#### OBJECTIVE
Leave out the pictures and reproduce all of the data exactly.

[Dataset records]

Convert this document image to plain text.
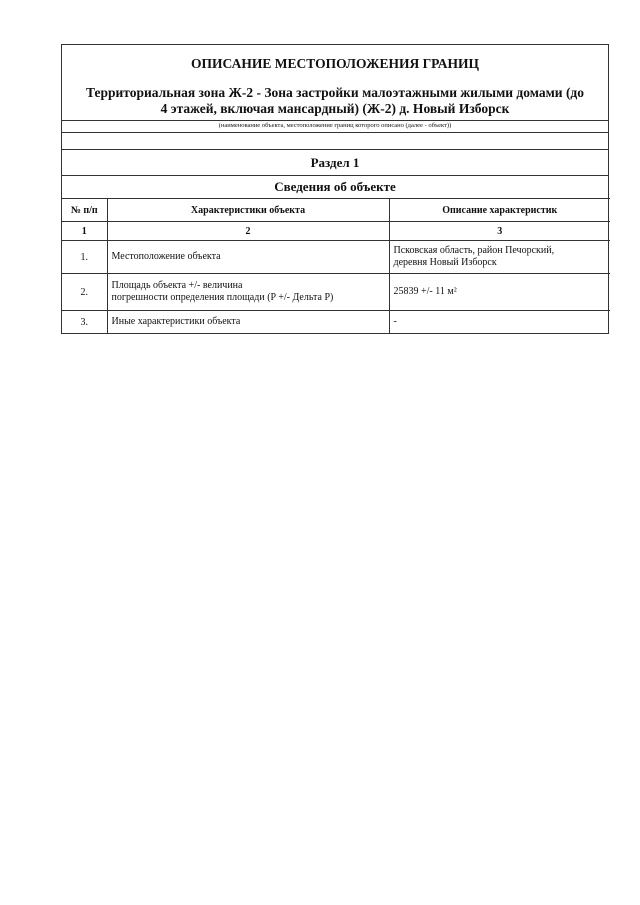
ОПИСАНИЕ МЕСТОПОЛОЖЕНИЯ ГРАНИЦ
Территориальная зона Ж-2 - Зона застройки малоэтажными жилыми домами (до
4 этажей, включая мансардный) (Ж-2) д. Новый Изборск
(наименование объекта, местоположение границ которого описано (далее - объект))
Раздел 1
Сведения об объекте
№ п/п	Характеристики объекта	Описание характеристик
1	2	3
1.	Местоположение объекта	Псковская область, район Печорский,
деревня Новый Изборск

2.	Площадь объекта +/- величина
погрешности определения площади (P +/- Дельта P)	25839 +/- 11 м²

3.	Иные характеристики объекта	-
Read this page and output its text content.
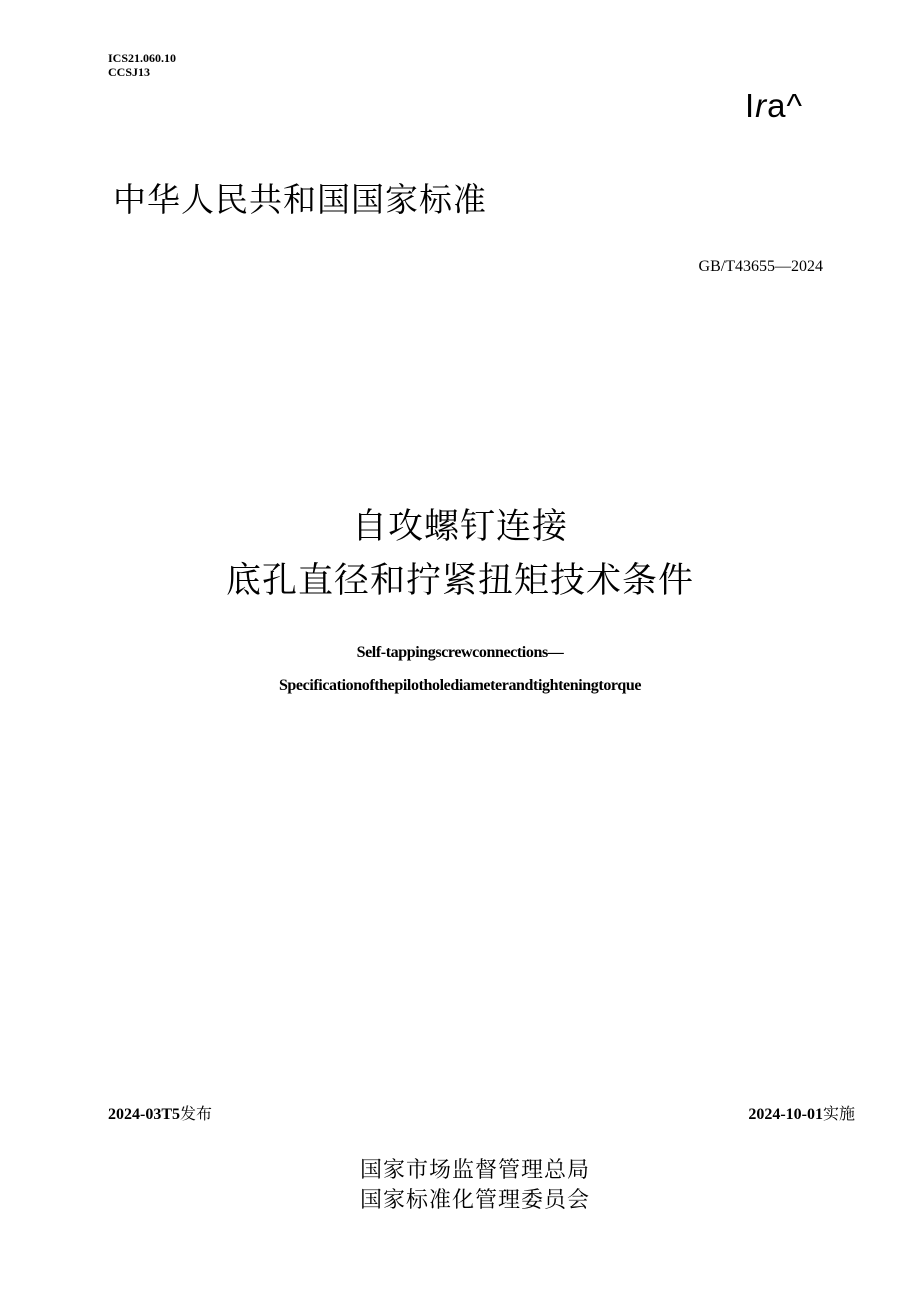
ICS21.060.10
CCSJ13
Ira^
中华人民共和国国家标准
GB/T43655—2024
自攻螺钉连接
底孔直径和拧紧扭矩技术条件
Self-tappingscrewconnections—
Specificationofthepilotholediameterandtighteningtorque
2024-03T5发布	2024-10-01实施
国家市场监督管理总局
国家标准化管理委员会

#### THE SOLUTION
Convert this document image to plain text.
ОПИСАНИЕ МЕСТОПОЛОЖЕНИЯ ГРАНИЦ
Территориальная зона Ж-2 - Зона застройки малоэтажными жилыми домами (до
4 этажей, включая мансардный) (Ж-2) д. Новый Изборск
(наименование объекта, местоположение границ которого описано (далее - объект))
Раздел 1
Сведения об объекте
№ п/п	Характеристики объекта	Описание характеристик
1	2	3
1.	Местоположение объекта	Псковская область, район Печорский,
деревня Новый Изборск

2.	Площадь объекта +/- величина
погрешности определения площади (P +/- Дельта P)	25839 +/- 11 м²

3.	Иные характеристики объекта	-
Read this page and output its text content.
ICS21.060.10
CCSJ13
Ira^
中华人民共和国国家标准
GB/T43655—2024
自攻螺钉连接
底孔直径和拧紧扭矩技术条件
Self-tappingscrewconnections—
Specificationofthepilotholediameterandtighteningtorque
2024-03T5发布	2024-10-01实施
国家市场监督管理总局
国家标准化管理委员会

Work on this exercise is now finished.